→ **Reading passage**

-- Begin --

Saturday, May 5, 2007

Nonblocking-Reader/Blocking-Writer in Java

So it's Saturday. I should be off like chasing women or motorcycle racing or something, but instead I'm at home obsessing over non-blocking threadsafe algorithms.

(yeah. again.)

In particular, I had an email exchange with (my ex-Ph.D.advisor) Doug Lea regarding the java.util.concurrent.lock's ReentrantReadWriteLock (which Doug also happen to be the author of). The beauty of this class is that it provides a solution to the classic Reader/Writer problem. That is, it allows many threads interesting reading something to operate simultaneously (as reading does not conflict with reading). However, it also allows you a writer-lock that when switched on, blocks all readers and other writers. This follows the assumption that writing could corrupt simultaneous readers or writers.

This wasn't very easy in Java prior to JDK 1.5.

Our discussion was over a microbenchmark I wrote to prove to myself how great it was that I could have a flock of readers all banging on a map (or something) simultaneously. I wrote (or borrowed) a standard regularly synchronized map wrapper:

public synchronized V put(K key, V value) {
  return map.put(key, value);
}

public synchronized V get(Object key) {
  return map.get(key);
}


That version will have readers waiting for both writers and other readers. And one that took advantage of the new Reader/Writer lock:


ReentrantReadWriteLock lock = new ReentrantReadWriteLock();
Lock readLock = lock.readLock();
Lock writeLock = lock.writeLock();

public V put(K key, V value) {
  writeLock.lock();
  try {
    return map.put(key, value);
  } finally {
    writeLock.unlock();
  }
}

public V get(Object key) {
  readLock.lock();
  try {
    return map.get(key);
  } finally {
    readLock.unlock();
  }
}


Here, readers will not wait for other readers, however they will wait for writers (and writers wait for everyone).

This example does do better, but maybe not as "better" as I would think. Pounding the code with 50 simultaneous readers runs about 6.5 times faster (i.e., I got 6.5 times as many operations in a 1 second interval) than the fully synchronized version.

Interestingly, with 5 readers and 20 writers the synched version does about 10000 writes and 1200 reads. The reader/writer version does 300 writes and 10000 reads (sort of the opposite). In other words, the writers (probably expectedly) really get hurt in the reader/writer configuration. (If you're complaining microbenchmarks suck, you can stop. Highly contended parallel access to a map is pretty real - and if nothing else, I was really just trying to make threads fight, and this seemed like a reasonable way to do it).

-- End --

(Rows from a layout dataset)
-- Begin --

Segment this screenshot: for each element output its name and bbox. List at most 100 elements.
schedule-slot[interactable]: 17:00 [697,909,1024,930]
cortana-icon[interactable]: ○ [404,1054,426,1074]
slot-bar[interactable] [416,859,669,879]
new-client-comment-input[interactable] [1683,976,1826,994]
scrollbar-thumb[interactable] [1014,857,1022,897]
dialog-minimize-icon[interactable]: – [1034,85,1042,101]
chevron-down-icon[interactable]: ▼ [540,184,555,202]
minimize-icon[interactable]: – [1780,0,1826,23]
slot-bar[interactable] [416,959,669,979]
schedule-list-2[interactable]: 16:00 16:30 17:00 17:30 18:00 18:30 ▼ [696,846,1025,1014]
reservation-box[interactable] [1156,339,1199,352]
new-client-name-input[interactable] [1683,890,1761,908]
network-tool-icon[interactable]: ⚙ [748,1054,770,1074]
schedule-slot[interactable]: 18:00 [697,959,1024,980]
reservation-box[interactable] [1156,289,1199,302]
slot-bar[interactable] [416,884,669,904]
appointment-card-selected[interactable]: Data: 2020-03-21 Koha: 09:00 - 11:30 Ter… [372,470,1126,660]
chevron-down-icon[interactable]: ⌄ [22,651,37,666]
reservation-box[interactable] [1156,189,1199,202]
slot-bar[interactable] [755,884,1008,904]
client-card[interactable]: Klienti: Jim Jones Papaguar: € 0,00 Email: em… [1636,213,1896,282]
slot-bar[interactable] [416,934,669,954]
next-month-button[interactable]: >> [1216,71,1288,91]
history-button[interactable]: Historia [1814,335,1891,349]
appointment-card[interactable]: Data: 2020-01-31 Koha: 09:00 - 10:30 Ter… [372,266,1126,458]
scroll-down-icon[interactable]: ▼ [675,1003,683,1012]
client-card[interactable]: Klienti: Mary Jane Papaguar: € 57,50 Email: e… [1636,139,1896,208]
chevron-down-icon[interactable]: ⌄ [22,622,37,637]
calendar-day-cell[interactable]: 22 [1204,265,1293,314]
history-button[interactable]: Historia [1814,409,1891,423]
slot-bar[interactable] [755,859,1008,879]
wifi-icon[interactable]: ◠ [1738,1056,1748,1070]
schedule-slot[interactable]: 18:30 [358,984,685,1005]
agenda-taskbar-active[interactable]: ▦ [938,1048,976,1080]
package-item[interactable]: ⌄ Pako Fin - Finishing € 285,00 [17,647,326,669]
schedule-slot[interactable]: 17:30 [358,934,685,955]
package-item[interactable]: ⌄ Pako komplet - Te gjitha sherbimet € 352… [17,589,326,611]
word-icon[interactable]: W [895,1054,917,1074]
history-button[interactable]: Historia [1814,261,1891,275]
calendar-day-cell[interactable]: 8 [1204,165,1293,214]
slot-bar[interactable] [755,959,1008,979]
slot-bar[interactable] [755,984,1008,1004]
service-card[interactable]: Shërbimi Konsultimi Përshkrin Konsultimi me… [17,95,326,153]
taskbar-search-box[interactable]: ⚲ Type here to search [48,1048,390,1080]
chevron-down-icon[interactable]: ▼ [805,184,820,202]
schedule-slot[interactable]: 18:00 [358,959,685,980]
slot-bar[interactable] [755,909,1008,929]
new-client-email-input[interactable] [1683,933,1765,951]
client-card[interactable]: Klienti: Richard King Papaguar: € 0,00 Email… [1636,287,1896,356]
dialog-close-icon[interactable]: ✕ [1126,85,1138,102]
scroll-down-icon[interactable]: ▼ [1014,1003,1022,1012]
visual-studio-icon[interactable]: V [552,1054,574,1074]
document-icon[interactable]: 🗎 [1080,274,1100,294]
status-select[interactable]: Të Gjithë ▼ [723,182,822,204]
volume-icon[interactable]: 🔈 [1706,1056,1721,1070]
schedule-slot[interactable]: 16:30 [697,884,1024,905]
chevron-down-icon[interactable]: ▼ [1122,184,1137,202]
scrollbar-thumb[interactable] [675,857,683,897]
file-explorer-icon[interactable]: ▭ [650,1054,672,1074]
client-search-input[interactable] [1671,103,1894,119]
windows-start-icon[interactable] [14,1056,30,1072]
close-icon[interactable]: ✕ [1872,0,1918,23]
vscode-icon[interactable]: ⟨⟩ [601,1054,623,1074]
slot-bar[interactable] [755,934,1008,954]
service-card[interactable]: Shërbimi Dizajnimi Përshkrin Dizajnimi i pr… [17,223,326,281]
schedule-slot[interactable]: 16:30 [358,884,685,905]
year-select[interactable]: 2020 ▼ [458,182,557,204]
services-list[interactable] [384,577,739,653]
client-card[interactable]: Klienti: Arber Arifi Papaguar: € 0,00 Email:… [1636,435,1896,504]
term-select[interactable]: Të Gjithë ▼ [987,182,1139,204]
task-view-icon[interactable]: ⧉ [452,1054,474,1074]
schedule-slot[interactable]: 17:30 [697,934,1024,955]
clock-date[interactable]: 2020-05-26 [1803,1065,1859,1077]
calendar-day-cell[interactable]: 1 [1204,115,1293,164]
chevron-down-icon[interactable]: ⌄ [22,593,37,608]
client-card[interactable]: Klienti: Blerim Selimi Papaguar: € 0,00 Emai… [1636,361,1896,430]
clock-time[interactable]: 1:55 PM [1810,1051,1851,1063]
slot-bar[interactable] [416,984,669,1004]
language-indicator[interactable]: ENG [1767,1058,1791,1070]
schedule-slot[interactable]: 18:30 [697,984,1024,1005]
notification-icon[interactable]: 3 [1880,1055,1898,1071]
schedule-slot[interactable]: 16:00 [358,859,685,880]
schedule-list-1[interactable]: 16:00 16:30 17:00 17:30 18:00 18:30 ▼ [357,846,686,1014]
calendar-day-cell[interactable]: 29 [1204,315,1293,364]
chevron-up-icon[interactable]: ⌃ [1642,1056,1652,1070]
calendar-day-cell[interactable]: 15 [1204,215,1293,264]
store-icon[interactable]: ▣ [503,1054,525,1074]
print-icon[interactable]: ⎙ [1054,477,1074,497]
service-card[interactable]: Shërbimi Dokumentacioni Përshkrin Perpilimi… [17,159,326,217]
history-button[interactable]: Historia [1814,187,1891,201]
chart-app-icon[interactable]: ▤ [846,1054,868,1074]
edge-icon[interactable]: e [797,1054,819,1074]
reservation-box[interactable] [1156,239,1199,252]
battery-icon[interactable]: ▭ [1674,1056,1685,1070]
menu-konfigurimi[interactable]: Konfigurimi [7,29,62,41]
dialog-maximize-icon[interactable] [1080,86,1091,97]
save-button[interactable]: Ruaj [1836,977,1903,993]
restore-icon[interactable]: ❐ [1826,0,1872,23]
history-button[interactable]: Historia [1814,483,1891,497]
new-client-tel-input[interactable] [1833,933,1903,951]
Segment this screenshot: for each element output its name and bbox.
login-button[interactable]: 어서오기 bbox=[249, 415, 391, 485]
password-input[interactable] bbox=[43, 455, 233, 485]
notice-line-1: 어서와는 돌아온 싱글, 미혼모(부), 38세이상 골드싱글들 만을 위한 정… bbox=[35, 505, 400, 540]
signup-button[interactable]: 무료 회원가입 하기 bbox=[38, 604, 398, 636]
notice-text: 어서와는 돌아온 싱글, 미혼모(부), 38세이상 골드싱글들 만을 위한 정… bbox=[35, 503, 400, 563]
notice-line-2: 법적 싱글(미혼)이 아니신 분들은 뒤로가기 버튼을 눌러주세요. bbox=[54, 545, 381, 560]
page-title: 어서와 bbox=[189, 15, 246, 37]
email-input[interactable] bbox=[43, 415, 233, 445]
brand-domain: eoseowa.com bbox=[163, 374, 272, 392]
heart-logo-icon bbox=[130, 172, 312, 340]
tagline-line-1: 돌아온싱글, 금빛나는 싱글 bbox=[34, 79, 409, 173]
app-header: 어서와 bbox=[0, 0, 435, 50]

-- End --

→ **Problems**
**a.** Copy out the rows word for word, beginning with the first row and continuing through the row that contains "minimize-icon[interactable]: – [1780,0,1826,23]".
**b.** Continue the post about nonblocking readers and blocking writers in Java from the point where it stops.

→ **Task responses**
**a.**
Segment this screenshot: for each element output its name and bbox. List at most 100 elements.
schedule-slot[interactable]: 17:00 [697,909,1024,930]
cortana-icon[interactable]: ○ [404,1054,426,1074]
slot-bar[interactable] [416,859,669,879]
new-client-comment-input[interactable] [1683,976,1826,994]
scrollbar-thumb[interactable] [1014,857,1022,897]
dialog-minimize-icon[interactable]: – [1034,85,1042,101]
chevron-down-icon[interactable]: ▼ [540,184,555,202]
minimize-icon[interactable]: – [1780,0,1826,23]

**b.**
Doug quickly pointed out that the reader/writer lock has a fair bit of overhead as compared to a simple synchronized method and that the map operations are so fast, they simply don't hold the lock long enough to cause much contention.

I probably should have quit there and played some more desktop tower defense, but I tried something else. Of course it seems that (in true double-checked locking form) if a reader can know that no writers are about, then there's no need for it to do any locking at all. Thus I played around awhile with a non-blocking threadsafe reader. This didn't go so well as I found counterexamples to every version of my code right as I typed the final semi-colon.

Then last nite I woke up at 3am (yeah, I know) and wrote this:


AtomicInteger writeCounter = new AtomicInteger();

public V get(Object key) {
  int save = 0;
  V value = null;
  do {
    while (((save = writeCounter.get()) & 1) == 1);
    value = map.get(key);
  } while (save != writeCounter.get());
  return value;
}

Lock lock = new ReentrantLock();

public V put(K key, V value) {
  lock.lock();
  try {
    writeCounter.getAndIncrement();
    map.put(key, value);
    writeCounter.getAndIncrement();
  } finally {
    lock.unlock();
  }
  return value;
}


The write lock used in the put method is pretty standard. Only one writer can be active at any time. The reader code (i.e., the get method) is the tricky part. Effectively, a reader won't start while it knows that a writer is active. And, once its done it checks again to see if a writer is now active or was while it was running. If so, it throws away its result and tries again. In theory, a reader might reread the same value 1000 (or infinite) times before its satisfied that the data is good. In practice, it only happens a very few times.

In threadsafe (blocking) code we're used to coding such that all important code can only happen when its safe. Nonblocking code works more like a "teenager model" - it says "Let's try it and then when we're done, we'll see if what we did was ok. If not, we'll try it again until it is ok."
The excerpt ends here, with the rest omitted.